**The exercise**
All material below is to be reproduced exactly.

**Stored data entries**
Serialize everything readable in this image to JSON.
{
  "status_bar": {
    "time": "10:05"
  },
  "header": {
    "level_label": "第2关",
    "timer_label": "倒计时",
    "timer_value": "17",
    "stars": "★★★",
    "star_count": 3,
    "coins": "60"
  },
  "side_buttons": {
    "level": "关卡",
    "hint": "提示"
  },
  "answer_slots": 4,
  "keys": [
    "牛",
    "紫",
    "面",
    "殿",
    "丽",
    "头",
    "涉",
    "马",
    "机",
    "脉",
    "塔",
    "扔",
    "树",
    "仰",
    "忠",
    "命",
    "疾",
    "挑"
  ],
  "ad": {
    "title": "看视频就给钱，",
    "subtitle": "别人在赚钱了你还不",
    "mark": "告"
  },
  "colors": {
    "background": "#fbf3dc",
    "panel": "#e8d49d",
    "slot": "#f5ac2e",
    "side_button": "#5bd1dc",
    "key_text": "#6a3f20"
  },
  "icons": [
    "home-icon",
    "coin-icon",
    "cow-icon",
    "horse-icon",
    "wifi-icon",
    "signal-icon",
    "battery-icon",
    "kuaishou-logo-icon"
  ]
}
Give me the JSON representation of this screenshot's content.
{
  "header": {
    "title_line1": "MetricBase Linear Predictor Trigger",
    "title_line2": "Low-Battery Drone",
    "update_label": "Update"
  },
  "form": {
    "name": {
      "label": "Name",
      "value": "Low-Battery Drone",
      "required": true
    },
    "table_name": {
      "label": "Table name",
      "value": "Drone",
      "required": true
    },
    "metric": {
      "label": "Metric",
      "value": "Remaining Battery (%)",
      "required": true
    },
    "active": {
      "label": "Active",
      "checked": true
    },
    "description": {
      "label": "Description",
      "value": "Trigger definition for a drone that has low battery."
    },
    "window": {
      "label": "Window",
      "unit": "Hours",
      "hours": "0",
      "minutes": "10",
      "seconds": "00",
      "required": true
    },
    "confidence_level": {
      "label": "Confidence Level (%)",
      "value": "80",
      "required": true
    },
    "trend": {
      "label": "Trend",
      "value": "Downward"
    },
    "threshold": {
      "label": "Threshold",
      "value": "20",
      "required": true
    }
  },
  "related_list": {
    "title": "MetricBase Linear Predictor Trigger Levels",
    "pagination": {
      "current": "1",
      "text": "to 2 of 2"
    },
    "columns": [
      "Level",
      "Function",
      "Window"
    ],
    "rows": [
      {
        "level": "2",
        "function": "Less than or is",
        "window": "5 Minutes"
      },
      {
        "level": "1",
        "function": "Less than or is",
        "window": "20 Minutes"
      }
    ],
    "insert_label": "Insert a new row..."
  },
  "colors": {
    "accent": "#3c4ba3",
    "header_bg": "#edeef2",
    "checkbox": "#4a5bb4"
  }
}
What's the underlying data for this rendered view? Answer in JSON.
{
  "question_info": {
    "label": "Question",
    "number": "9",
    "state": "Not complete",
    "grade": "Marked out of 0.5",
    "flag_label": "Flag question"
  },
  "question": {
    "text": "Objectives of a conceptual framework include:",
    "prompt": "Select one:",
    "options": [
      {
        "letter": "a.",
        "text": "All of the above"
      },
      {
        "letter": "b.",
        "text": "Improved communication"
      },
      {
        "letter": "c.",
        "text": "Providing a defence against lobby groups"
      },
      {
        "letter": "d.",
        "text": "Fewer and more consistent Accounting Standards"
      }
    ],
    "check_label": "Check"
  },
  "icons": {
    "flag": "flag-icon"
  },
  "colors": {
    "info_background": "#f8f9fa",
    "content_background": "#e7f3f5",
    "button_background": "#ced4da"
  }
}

**Response**
Serialize everything readable in this image to JSON.
{
  "status_bar": {
    "time": "10:05"
  },
  "header": {
    "level_label": "第2关",
    "timer_label": "倒计时",
    "timer_value": "17",
    "stars": "★★★",
    "star_count": 3,
    "coins": "60"
  },
  "side_buttons": {
    "level": "关卡",
    "hint": "提示"
  },
  "answer_slots": 4,
  "keys": [
    "牛",
    "紫",
    "面",
    "殿",
    "丽",
    "头",
    "涉",
    "马",
    "机",
    "脉",
    "塔",
    "扔",
    "树",
    "仰",
    "忠",
    "命",
    "疾",
    "挑"
  ],
  "ad": {
    "title": "看视频就给钱，",
    "subtitle": "别人在赚钱了你还不",
    "mark": "告"
  },
  "colors": {
    "background": "#fbf3dc",
    "panel": "#e8d49d",
    "slot": "#f5ac2e",
    "side_button": "#5bd1dc",
    "key_text": "#6a3f20"
  },
  "icons": [
    "home-icon",
    "coin-icon",
    "cow-icon",
    "horse-icon",
    "wifi-icon",
    "signal-icon",
    "battery-icon",
    "kuaishou-logo-icon"
  ]
}
Give me the JSON representation of this screenshot's content.
{
  "header": {
    "title_line1": "MetricBase Linear Predictor Trigger",
    "title_line2": "Low-Battery Drone",
    "update_label": "Update"
  },
  "form": {
    "name": {
      "label": "Name",
      "value": "Low-Battery Drone",
      "required": true
    },
    "table_name": {
      "label": "Table name",
      "value": "Drone",
      "required": true
    },
    "metric": {
      "label": "Metric",
      "value": "Remaining Battery (%)",
      "required": true
    },
    "active": {
      "label": "Active",
      "checked": true
    },
    "description": {
      "label": "Description",
      "value": "Trigger definition for a drone that has low battery."
    },
    "window": {
      "label": "Window",
      "unit": "Hours",
      "hours": "0",
      "minutes": "10",
      "seconds": "00",
      "required": true
    },
    "confidence_level": {
      "label": "Confidence Level (%)",
      "value": "80",
      "required": true
    },
    "trend": {
      "label": "Trend",
      "value": "Downward"
    },
    "threshold": {
      "label": "Threshold",
      "value": "20",
      "required": true
    }
  },
  "related_list": {
    "title": "MetricBase Linear Predictor Trigger Levels",
    "pagination": {
      "current": "1",
      "text": "to 2 of 2"
    },
    "columns": [
      "Level",
      "Function",
      "Window"
    ],
    "rows": [
      {
        "level": "2",
        "function": "Less than or is",
        "window": "5 Minutes"
      },
      {
        "level": "1",
        "function": "Less than or is",
        "window": "20 Minutes"
      }
    ],
    "insert_label": "Insert a new row..."
  },
  "colors": {
    "accent": "#3c4ba3",
    "header_bg": "#edeef2",
    "checkbox": "#4a5bb4"
  }
}
What's the underlying data for this rendered view? Answer in JSON.
{
  "question_info": {
    "label": "Question",
    "number": "9",
    "state": "Not complete",
    "grade": "Marked out of 0.5",
    "flag_label": "Flag question"
  },
  "question": {
    "text": "Objectives of a conceptual framework include:",
    "prompt": "Select one:",
    "options": [
      {
        "letter": "a.",
        "text": "All of the above"
      },
      {
        "letter": "b.",
        "text": "Improved communication"
      },
      {
        "letter": "c.",
        "text": "Providing a defence against lobby groups"
      },
      {
        "letter": "d.",
        "text": "Fewer and more consistent Accounting Standards"
      }
    ],
    "check_label": "Check"
  },
  "icons": {
    "flag": "flag-icon"
  },
  "colors": {
    "info_background": "#f8f9fa",
    "content_background": "#e7f3f5",
    "button_background": "#ced4da"
  }
}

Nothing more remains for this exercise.